## INFORMATION SHOWN
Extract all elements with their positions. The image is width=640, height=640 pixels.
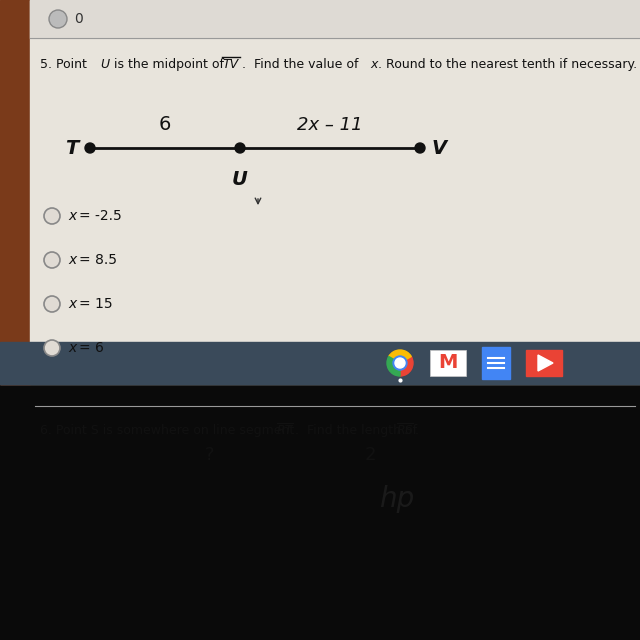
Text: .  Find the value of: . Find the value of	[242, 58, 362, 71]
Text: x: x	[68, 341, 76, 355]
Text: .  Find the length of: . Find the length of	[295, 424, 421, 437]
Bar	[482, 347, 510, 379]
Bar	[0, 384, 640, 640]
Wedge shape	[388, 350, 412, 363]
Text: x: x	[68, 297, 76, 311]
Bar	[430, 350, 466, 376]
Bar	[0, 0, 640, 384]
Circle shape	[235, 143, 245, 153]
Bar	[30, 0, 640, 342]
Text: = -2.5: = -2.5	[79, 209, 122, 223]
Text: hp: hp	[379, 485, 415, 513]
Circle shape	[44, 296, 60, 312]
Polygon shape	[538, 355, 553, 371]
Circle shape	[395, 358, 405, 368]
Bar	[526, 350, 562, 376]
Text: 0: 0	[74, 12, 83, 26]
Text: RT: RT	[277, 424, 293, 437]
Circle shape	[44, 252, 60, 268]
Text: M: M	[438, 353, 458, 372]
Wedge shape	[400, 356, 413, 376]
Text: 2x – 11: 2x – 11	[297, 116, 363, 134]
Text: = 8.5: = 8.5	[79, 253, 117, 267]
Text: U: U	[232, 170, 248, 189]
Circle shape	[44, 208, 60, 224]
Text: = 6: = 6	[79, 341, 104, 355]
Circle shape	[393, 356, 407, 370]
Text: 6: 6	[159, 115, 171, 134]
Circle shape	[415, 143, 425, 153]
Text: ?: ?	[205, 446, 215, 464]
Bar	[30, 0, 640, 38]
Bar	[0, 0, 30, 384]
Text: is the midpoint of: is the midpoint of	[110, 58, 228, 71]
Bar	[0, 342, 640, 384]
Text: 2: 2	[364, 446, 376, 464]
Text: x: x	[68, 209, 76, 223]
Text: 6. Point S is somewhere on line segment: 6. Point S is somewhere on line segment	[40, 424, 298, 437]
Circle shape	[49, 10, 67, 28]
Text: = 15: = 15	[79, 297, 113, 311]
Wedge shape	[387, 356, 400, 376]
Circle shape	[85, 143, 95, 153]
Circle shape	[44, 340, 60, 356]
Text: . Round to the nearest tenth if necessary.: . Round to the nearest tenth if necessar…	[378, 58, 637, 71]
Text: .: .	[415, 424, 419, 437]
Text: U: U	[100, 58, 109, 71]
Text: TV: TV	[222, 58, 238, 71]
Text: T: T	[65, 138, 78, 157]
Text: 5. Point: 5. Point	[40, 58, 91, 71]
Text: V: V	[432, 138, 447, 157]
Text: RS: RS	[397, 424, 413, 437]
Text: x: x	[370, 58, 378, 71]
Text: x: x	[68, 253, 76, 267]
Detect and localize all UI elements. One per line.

* * *

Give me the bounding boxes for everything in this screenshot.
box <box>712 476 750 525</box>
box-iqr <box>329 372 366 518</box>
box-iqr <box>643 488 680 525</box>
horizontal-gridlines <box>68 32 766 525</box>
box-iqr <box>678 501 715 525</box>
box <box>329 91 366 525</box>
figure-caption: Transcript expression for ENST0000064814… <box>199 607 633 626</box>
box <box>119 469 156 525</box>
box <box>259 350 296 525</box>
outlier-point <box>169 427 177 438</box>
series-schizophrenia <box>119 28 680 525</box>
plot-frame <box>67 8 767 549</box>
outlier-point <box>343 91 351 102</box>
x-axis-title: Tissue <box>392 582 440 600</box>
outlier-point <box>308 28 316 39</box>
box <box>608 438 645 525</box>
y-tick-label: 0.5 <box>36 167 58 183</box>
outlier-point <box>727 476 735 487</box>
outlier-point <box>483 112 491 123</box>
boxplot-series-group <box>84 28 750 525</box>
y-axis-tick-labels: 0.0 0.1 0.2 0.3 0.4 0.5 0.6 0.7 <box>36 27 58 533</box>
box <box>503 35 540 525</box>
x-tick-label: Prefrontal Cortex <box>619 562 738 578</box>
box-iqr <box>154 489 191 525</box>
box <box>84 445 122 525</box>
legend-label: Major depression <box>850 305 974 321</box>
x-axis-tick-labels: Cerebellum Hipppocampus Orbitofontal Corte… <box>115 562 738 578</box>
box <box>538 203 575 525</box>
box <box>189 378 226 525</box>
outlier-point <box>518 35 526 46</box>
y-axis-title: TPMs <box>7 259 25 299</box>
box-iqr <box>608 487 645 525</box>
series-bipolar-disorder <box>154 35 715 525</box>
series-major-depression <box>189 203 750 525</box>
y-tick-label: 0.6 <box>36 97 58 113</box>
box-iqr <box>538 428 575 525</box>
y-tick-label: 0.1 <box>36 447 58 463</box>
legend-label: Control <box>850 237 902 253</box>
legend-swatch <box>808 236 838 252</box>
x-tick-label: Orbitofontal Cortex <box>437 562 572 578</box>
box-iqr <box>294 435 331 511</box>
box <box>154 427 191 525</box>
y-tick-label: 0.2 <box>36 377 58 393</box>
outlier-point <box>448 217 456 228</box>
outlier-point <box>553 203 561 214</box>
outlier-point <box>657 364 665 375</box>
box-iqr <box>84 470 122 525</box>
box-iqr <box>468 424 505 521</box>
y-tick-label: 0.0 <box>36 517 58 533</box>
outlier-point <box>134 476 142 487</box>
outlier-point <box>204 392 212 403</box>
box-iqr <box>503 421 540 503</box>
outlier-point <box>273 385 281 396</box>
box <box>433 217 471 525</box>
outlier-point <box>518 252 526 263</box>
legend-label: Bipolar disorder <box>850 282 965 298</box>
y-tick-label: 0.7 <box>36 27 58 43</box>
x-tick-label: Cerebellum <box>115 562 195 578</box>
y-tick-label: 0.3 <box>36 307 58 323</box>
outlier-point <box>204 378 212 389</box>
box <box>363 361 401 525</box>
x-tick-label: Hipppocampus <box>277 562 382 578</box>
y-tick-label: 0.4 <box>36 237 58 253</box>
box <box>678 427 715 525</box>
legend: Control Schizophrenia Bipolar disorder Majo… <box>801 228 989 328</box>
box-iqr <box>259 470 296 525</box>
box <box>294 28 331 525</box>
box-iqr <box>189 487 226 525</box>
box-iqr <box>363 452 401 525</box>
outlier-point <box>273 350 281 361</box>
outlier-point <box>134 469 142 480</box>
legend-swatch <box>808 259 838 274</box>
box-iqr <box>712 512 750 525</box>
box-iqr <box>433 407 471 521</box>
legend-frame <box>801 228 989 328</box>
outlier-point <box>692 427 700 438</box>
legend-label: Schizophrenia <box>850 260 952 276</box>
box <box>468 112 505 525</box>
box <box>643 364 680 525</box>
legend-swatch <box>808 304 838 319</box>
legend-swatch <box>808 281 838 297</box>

## GIVEN REQUEST
Can you reproduce, character for character, the rows from the one containing "58, 362, 71]" to the one containing "297, 76, 311]", including both of those rows?

## WRITTEN REPLY
Text: .  Find the value of: . Find the value of	[242, 58, 362, 71]
Text: x: x	[68, 341, 76, 355]
Text: .  Find the length of: . Find the length of	[295, 424, 421, 437]
Bar	[482, 347, 510, 379]
Bar	[0, 384, 640, 640]
Wedge shape	[388, 350, 412, 363]
Text: x: x	[68, 297, 76, 311]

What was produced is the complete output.